Dataset listings of figures
※ ※ ※
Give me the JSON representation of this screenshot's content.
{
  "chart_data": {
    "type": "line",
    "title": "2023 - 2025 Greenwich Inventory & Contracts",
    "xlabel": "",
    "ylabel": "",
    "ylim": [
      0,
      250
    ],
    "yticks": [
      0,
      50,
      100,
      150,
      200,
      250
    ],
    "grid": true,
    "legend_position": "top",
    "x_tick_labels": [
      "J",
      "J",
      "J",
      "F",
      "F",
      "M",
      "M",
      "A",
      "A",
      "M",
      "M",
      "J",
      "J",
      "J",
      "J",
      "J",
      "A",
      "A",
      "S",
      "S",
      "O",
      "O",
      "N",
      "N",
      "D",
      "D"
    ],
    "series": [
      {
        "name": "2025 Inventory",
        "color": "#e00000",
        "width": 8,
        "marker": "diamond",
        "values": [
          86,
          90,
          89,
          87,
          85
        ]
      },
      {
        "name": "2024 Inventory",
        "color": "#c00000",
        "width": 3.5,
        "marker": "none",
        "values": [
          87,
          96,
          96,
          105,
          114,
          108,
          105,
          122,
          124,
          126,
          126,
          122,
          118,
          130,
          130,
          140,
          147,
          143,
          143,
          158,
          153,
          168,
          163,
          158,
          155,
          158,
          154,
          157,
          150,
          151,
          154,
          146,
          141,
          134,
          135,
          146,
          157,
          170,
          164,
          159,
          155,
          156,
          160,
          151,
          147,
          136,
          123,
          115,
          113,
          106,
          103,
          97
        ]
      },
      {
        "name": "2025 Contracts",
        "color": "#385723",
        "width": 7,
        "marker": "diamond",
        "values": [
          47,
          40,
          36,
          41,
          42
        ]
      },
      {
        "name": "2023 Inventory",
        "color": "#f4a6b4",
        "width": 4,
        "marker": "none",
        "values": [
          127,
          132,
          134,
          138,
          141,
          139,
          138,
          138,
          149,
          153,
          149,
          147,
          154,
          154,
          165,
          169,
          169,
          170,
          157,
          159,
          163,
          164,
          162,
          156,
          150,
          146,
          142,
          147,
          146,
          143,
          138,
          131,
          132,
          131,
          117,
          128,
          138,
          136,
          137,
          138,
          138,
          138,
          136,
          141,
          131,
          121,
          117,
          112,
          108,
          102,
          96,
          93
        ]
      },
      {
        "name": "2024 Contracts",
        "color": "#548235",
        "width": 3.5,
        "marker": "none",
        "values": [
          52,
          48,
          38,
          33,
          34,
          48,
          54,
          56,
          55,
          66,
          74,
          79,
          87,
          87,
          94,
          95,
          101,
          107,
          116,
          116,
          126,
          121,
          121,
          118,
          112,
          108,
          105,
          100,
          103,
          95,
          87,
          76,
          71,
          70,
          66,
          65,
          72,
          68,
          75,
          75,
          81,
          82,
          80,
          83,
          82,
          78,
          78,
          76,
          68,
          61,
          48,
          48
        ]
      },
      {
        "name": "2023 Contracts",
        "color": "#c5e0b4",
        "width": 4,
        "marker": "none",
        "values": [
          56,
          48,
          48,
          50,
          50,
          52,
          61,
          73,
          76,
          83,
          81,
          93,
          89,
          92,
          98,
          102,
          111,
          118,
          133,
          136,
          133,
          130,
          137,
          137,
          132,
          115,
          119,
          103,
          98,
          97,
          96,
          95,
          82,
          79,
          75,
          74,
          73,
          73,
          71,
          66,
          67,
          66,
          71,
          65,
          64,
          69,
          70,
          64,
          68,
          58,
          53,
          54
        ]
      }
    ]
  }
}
※ ※ ※
§ WORK REQUIRED:
Identify lines with the string "color". Copy each one.

§ TASK RESPONSE:
        "color": "#e00000",
        "color": "#c00000",
        "color": "#385723",
        "color": "#f4a6b4",
        "color": "#548235",
        "color": "#c5e0b4",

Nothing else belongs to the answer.